Labeled region entries →
━━━
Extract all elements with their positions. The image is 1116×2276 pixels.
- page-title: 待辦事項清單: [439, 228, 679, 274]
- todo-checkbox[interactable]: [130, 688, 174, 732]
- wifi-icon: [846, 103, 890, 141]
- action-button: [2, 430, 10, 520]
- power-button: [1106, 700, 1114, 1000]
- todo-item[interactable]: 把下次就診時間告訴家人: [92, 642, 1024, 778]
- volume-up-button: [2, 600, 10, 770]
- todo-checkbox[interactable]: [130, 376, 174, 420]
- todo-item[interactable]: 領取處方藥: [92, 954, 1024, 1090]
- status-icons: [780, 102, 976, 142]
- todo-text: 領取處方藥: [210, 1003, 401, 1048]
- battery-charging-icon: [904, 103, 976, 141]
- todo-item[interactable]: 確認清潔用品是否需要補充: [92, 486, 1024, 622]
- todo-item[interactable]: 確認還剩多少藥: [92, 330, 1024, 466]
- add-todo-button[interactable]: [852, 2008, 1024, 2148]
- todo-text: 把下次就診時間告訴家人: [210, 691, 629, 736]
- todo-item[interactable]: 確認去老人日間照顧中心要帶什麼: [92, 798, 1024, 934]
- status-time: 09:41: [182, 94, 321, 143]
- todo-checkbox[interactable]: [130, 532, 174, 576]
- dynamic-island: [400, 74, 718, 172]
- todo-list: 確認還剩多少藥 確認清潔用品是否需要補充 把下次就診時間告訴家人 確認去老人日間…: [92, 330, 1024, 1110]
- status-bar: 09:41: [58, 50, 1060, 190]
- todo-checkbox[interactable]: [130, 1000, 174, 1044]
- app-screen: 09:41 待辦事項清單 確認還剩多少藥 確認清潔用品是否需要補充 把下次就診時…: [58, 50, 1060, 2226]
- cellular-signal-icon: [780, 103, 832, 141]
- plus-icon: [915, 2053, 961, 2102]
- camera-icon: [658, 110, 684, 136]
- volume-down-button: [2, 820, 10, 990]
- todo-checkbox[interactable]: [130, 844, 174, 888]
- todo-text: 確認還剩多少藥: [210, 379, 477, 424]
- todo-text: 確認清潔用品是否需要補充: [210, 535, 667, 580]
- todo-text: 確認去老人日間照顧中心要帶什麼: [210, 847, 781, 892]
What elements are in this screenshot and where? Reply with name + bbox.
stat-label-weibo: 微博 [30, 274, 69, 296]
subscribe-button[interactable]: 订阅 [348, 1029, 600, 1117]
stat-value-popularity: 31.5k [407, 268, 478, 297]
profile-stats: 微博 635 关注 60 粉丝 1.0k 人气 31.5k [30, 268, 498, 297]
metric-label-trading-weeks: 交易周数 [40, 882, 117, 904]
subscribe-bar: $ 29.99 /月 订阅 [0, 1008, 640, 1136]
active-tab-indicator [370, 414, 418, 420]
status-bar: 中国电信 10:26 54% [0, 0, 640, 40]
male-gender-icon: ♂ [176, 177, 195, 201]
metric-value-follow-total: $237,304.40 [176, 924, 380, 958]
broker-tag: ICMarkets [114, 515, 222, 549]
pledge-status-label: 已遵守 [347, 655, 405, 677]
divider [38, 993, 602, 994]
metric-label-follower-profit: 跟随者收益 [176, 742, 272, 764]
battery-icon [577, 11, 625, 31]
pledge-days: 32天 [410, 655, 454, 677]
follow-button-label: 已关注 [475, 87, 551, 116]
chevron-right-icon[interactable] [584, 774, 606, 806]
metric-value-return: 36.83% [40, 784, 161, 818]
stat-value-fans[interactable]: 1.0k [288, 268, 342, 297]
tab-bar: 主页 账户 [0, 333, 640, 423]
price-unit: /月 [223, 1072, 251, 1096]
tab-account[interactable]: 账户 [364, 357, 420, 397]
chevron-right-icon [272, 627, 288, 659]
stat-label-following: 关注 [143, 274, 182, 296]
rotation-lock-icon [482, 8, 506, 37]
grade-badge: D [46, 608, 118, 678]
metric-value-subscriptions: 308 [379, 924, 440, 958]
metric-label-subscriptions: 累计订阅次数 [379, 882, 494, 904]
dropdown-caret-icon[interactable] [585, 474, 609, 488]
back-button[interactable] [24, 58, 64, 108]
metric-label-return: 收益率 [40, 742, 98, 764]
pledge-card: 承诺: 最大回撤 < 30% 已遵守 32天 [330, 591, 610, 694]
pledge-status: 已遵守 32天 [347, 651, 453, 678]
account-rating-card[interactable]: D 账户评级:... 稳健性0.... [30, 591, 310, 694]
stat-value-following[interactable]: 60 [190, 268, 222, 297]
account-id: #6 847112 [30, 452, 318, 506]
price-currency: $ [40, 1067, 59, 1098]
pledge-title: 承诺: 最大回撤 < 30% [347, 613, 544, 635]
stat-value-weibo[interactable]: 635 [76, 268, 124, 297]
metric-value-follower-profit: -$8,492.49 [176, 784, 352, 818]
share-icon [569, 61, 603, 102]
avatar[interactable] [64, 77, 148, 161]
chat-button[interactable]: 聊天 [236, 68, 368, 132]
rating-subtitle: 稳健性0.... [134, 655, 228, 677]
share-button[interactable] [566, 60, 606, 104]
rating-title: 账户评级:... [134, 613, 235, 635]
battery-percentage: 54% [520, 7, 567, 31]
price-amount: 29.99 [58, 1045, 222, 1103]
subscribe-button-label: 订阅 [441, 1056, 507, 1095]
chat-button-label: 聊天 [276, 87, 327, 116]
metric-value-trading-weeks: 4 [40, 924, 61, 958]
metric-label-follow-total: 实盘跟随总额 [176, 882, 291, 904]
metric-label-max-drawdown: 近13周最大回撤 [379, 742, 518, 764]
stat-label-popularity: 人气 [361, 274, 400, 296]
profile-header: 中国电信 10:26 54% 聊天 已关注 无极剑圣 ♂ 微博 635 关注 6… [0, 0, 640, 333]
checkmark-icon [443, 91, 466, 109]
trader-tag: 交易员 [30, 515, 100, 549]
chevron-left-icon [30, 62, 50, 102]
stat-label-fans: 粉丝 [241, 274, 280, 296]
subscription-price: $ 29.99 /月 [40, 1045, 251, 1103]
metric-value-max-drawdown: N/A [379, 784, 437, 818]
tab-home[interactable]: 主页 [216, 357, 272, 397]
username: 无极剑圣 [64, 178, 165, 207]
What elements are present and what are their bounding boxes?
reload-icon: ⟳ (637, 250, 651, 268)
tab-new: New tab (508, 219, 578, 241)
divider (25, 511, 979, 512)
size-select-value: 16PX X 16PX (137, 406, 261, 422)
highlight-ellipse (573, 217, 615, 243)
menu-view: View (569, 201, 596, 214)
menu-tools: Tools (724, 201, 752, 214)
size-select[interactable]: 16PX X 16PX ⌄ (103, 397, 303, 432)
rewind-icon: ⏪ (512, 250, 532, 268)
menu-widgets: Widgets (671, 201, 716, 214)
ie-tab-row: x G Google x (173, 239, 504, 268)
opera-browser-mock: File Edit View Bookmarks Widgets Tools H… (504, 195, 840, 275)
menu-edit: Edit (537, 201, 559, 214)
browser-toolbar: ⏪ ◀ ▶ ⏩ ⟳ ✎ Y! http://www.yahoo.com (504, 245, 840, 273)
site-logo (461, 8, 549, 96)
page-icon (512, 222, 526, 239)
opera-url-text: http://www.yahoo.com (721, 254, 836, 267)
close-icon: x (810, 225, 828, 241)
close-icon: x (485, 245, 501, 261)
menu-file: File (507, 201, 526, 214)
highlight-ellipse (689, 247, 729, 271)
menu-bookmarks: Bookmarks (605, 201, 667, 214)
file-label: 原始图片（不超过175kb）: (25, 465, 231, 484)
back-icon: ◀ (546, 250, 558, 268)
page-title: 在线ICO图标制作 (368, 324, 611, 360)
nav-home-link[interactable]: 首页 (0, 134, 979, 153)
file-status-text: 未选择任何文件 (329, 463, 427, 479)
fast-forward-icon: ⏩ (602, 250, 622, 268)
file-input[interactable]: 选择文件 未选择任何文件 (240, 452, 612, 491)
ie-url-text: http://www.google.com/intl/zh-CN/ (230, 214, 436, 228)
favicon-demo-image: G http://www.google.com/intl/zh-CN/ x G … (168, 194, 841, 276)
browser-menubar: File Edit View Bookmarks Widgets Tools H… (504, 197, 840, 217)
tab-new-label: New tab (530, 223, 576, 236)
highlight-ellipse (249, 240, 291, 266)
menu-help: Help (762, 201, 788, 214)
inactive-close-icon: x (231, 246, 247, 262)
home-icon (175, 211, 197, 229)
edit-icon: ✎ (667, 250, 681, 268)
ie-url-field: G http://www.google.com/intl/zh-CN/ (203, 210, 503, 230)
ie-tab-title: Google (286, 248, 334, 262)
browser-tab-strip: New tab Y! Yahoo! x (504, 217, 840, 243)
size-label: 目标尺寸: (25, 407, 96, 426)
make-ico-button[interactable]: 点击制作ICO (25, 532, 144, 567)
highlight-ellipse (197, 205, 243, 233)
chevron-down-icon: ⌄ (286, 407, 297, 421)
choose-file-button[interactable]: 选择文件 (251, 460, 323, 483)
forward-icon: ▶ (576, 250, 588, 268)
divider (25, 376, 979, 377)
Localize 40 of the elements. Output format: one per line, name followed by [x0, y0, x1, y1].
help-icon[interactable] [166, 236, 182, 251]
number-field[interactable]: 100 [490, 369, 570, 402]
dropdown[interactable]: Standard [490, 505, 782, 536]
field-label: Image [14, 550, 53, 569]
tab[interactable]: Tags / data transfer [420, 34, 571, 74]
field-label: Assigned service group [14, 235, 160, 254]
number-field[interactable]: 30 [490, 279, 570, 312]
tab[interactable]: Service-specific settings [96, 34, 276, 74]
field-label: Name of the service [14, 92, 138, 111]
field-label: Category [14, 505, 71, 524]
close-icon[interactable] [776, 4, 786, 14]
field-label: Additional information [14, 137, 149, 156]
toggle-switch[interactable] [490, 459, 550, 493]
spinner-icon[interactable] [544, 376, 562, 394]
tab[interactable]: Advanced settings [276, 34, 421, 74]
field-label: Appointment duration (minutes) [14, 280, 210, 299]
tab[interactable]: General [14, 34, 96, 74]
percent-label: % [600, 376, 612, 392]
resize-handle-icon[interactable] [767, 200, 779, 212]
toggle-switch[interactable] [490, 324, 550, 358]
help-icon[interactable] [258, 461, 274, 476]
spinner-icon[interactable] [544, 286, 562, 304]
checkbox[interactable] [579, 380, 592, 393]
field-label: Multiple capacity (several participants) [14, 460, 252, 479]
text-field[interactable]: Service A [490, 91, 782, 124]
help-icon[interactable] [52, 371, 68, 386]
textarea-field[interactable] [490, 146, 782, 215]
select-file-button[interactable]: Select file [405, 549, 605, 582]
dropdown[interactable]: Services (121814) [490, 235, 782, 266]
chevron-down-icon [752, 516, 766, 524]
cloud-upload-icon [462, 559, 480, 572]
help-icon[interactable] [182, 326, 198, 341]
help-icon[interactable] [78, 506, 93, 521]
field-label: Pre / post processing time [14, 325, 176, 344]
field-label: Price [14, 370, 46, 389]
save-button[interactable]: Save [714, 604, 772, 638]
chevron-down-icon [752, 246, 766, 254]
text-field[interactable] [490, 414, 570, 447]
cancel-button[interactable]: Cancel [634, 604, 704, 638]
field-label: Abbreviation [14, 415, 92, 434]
━━━
CHALLENGE →
Please copy the lines verbatim, from the start of the entries through the line that contains "- add-todo-button[interactable]: [852, 2008, 1024, 2148]".

FULL RESPONSE →
Extract all elements with their positions. The image is 1116×2276 pixels.
- page-title: 待辦事項清單: [439, 228, 679, 274]
- todo-checkbox[interactable]: [130, 688, 174, 732]
- wifi-icon: [846, 103, 890, 141]
- action-button: [2, 430, 10, 520]
- power-button: [1106, 700, 1114, 1000]
- todo-item[interactable]: 把下次就診時間告訴家人: [92, 642, 1024, 778]
- volume-up-button: [2, 600, 10, 770]
- todo-checkbox[interactable]: [130, 376, 174, 420]
- todo-item[interactable]: 領取處方藥: [92, 954, 1024, 1090]
- status-icons: [780, 102, 976, 142]
- todo-text: 領取處方藥: [210, 1003, 401, 1048]
- battery-charging-icon: [904, 103, 976, 141]
- todo-item[interactable]: 確認清潔用品是否需要補充: [92, 486, 1024, 622]
- todo-item[interactable]: 確認還剩多少藥: [92, 330, 1024, 466]
- add-todo-button[interactable]: [852, 2008, 1024, 2148]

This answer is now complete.